PROBLEM TO WORK ON
Read the lines that follow and pick out every one containing the word "locations".

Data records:
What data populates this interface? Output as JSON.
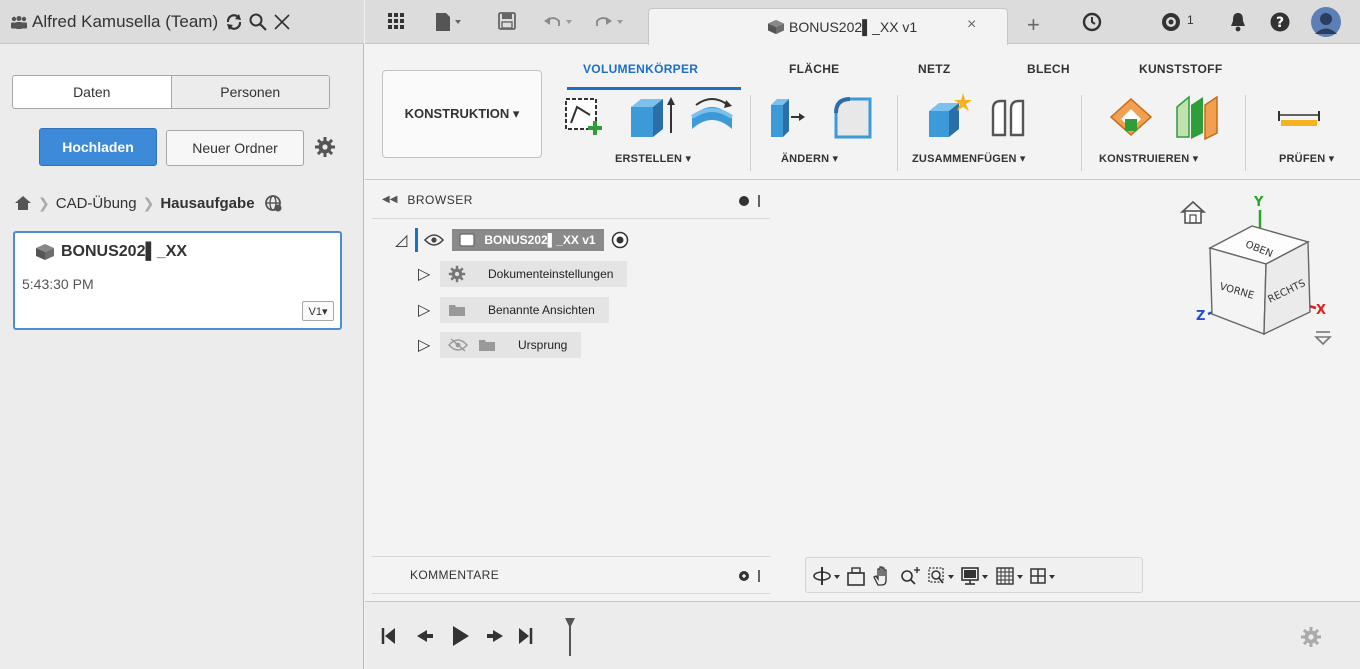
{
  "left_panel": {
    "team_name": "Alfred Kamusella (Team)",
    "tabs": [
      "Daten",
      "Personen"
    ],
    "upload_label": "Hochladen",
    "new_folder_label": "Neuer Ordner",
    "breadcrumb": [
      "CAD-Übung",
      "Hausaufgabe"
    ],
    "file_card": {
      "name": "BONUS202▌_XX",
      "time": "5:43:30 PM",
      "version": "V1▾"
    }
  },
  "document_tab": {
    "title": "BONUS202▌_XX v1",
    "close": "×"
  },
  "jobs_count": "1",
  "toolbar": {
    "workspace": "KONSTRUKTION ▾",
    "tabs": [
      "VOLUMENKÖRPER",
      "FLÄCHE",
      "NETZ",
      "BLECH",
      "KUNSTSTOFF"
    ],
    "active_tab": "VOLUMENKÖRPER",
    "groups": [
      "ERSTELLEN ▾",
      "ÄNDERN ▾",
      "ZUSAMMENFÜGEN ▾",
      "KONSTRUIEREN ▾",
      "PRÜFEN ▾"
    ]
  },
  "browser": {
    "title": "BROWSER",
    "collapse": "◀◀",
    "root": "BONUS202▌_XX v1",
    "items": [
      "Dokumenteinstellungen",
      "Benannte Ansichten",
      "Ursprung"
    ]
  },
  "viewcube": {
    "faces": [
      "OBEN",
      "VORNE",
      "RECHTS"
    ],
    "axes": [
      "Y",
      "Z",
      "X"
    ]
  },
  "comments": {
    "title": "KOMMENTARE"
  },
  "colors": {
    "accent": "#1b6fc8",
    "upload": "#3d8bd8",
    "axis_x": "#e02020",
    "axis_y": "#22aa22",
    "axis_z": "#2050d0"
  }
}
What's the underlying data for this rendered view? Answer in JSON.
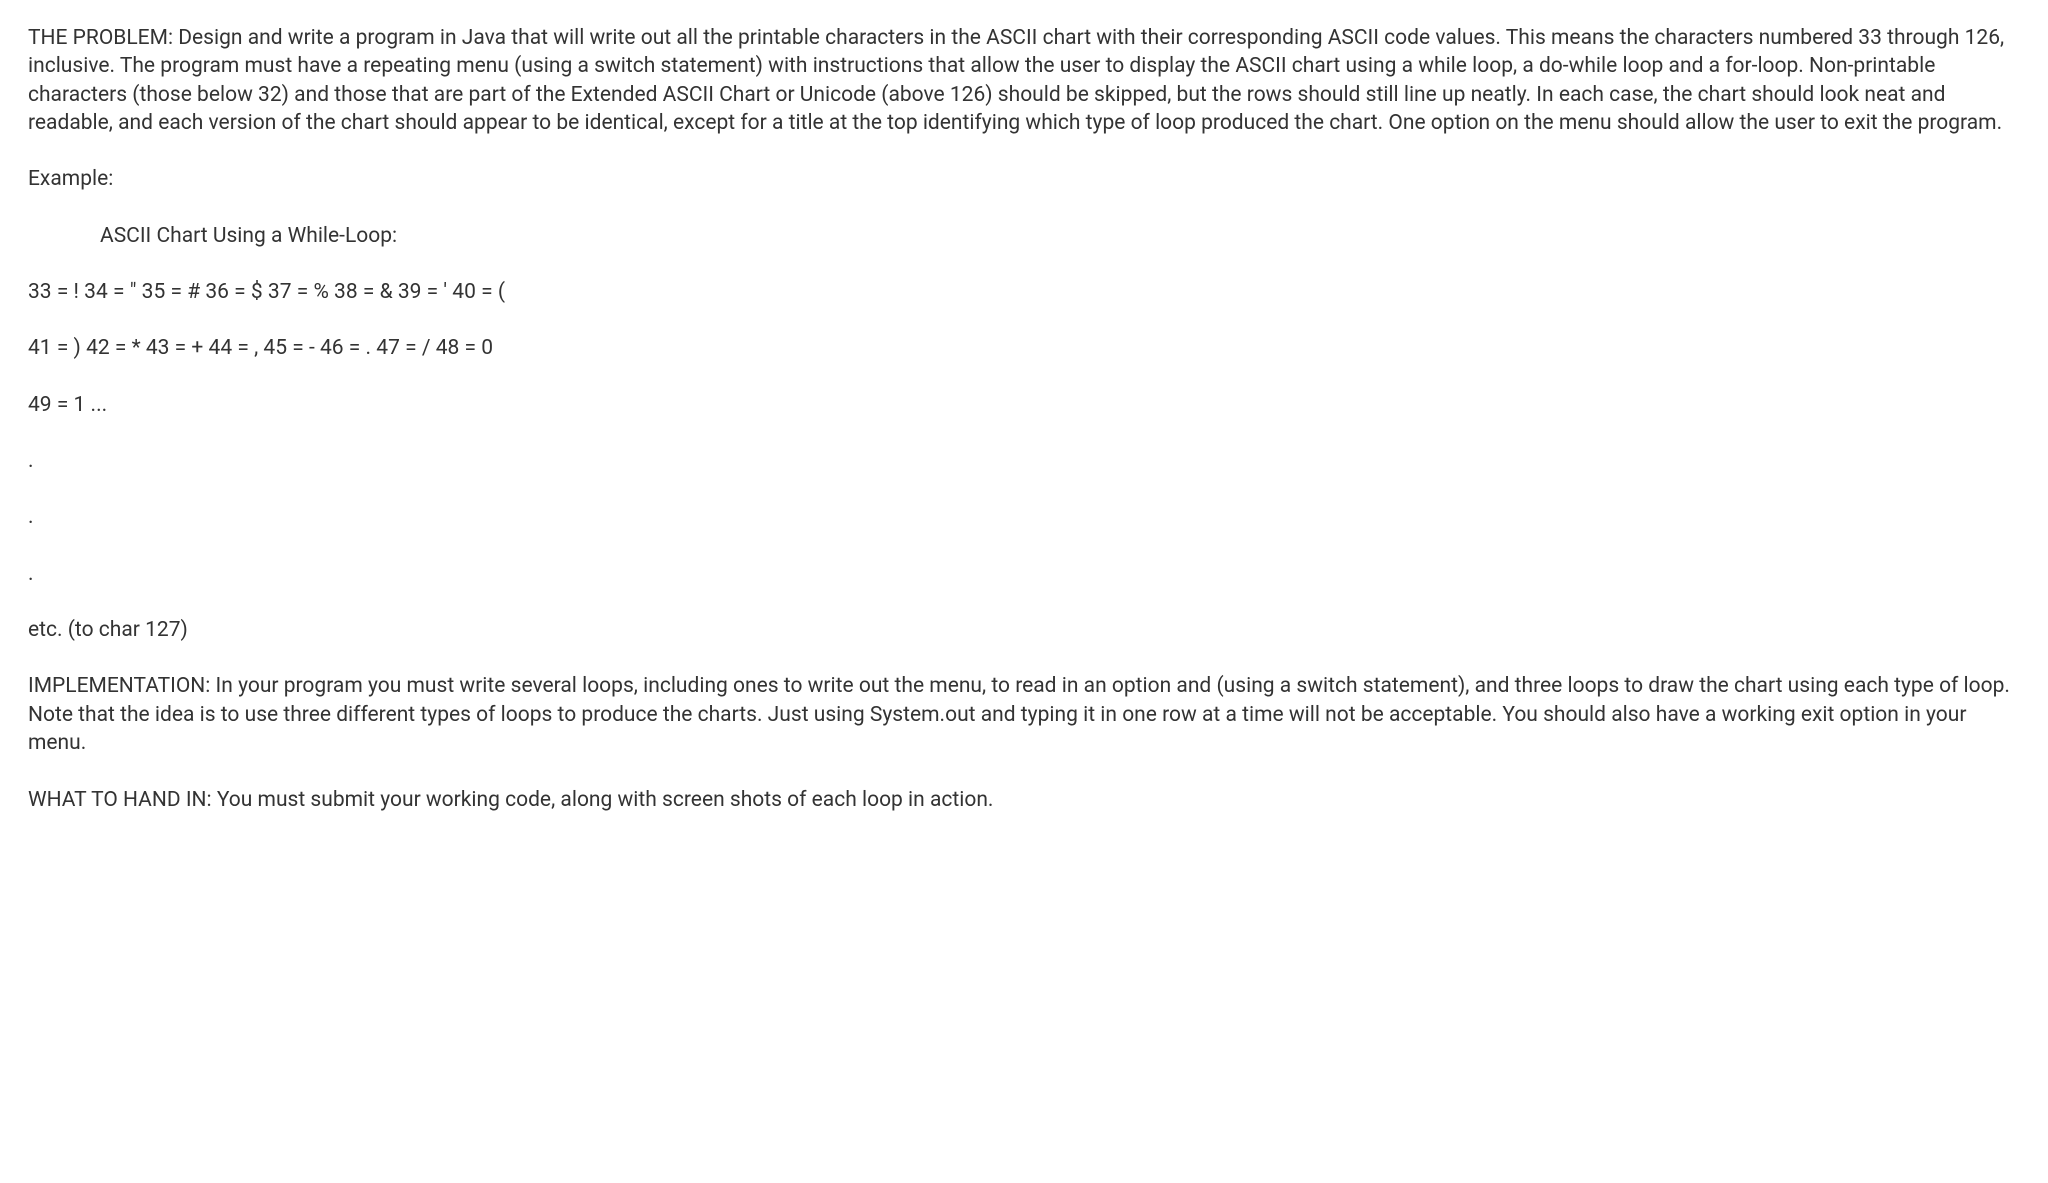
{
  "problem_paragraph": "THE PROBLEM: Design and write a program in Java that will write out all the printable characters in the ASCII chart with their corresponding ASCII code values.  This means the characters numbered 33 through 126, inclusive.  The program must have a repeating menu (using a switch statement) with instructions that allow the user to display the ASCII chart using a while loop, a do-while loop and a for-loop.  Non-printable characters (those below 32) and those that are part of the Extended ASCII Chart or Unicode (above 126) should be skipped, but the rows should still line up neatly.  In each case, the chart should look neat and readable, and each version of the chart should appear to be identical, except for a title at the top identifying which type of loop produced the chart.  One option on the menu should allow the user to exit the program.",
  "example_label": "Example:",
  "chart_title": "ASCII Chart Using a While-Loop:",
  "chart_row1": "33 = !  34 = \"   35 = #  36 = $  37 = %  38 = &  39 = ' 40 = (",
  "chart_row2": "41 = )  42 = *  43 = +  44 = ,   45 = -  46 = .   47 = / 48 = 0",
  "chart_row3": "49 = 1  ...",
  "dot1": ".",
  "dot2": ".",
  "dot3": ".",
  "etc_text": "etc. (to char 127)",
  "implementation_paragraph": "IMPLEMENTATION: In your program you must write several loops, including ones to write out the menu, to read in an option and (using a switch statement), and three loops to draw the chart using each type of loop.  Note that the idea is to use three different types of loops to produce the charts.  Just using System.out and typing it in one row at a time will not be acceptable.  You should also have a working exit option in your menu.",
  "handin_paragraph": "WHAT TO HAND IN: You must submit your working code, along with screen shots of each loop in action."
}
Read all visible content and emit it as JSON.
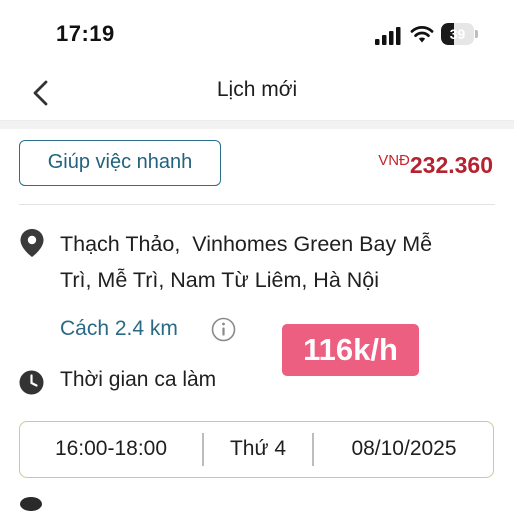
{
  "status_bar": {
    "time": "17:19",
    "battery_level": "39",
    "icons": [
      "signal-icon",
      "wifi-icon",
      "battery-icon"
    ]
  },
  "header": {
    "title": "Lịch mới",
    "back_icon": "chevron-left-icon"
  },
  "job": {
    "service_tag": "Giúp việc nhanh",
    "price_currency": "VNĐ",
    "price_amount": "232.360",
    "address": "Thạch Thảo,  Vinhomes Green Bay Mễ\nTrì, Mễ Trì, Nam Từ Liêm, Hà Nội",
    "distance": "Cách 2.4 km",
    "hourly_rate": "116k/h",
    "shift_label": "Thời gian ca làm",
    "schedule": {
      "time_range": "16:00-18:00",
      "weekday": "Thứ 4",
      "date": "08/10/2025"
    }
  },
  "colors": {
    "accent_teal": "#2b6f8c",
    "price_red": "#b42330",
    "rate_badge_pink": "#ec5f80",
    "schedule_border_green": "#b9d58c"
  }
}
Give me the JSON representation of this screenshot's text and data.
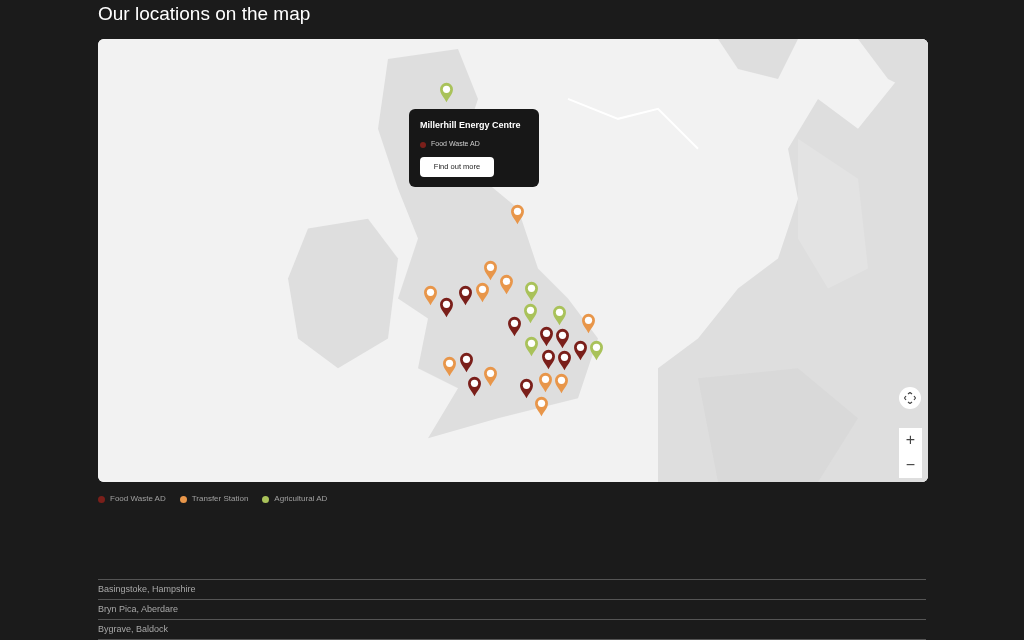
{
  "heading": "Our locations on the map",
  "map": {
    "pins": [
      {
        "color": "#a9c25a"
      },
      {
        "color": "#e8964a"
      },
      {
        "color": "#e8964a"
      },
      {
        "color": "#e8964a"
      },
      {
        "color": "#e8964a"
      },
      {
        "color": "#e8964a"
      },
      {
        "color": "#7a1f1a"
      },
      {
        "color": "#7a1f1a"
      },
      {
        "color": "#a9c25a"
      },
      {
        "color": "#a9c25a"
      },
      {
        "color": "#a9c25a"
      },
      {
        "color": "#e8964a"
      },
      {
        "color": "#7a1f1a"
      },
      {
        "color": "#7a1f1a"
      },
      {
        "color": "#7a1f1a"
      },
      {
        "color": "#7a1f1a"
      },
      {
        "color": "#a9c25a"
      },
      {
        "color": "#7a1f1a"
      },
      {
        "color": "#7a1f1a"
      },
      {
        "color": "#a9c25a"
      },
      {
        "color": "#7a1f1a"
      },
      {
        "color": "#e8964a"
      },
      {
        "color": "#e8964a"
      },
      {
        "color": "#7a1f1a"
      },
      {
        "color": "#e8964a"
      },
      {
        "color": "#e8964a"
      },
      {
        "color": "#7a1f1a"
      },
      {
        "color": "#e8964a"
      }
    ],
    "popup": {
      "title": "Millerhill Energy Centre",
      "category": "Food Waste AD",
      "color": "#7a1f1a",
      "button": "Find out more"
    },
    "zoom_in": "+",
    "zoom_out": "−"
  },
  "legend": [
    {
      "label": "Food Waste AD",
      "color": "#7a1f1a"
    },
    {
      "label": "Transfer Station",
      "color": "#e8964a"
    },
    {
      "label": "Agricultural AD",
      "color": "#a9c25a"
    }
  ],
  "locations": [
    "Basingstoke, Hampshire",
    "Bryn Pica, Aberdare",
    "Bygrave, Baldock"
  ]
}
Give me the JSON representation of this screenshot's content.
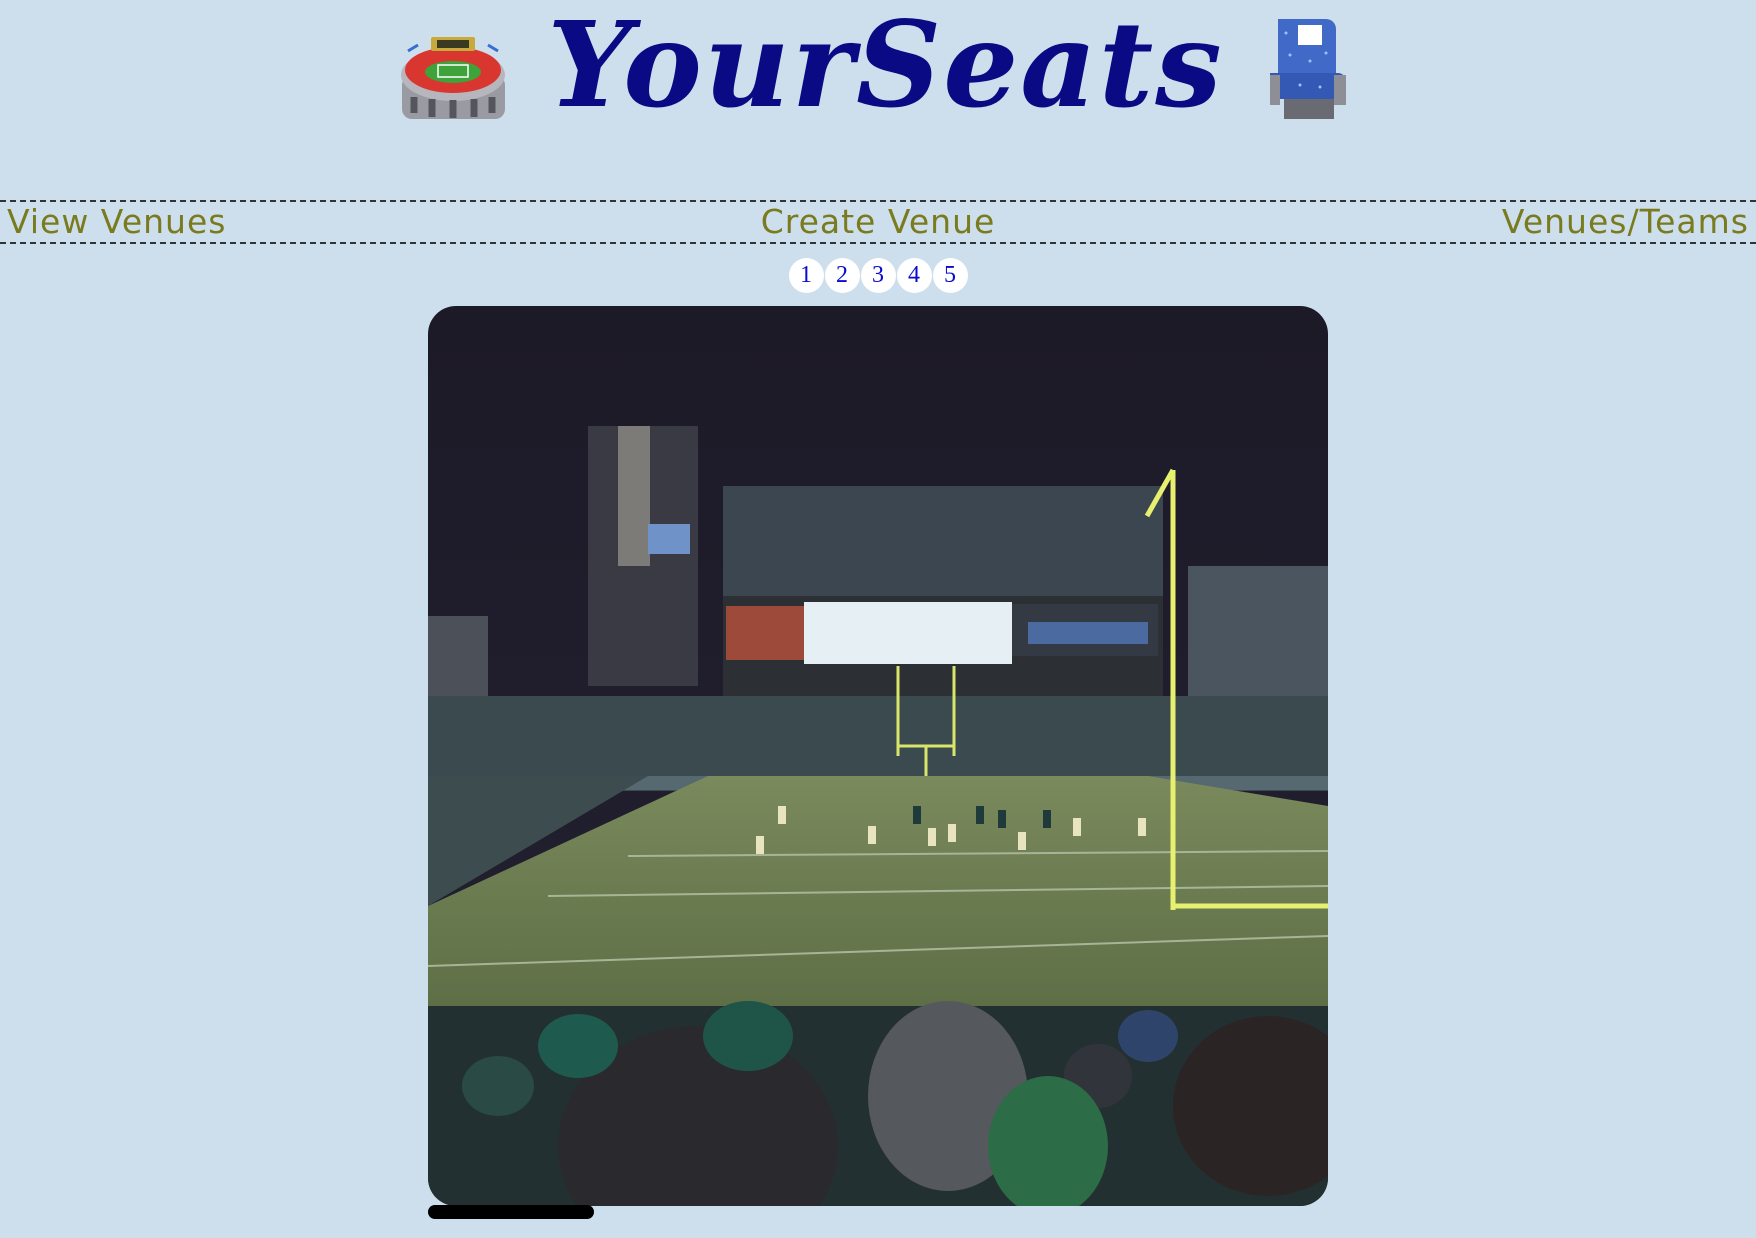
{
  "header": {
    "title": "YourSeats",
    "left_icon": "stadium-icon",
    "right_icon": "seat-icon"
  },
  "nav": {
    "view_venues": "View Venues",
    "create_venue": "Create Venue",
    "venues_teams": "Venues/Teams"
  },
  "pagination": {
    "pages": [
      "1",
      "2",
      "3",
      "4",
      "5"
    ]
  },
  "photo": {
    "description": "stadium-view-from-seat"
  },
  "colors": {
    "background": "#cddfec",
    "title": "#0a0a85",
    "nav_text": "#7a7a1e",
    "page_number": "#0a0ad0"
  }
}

SOLVED PROBLEM
  "heading": "Our locations on the map",
  "locations": [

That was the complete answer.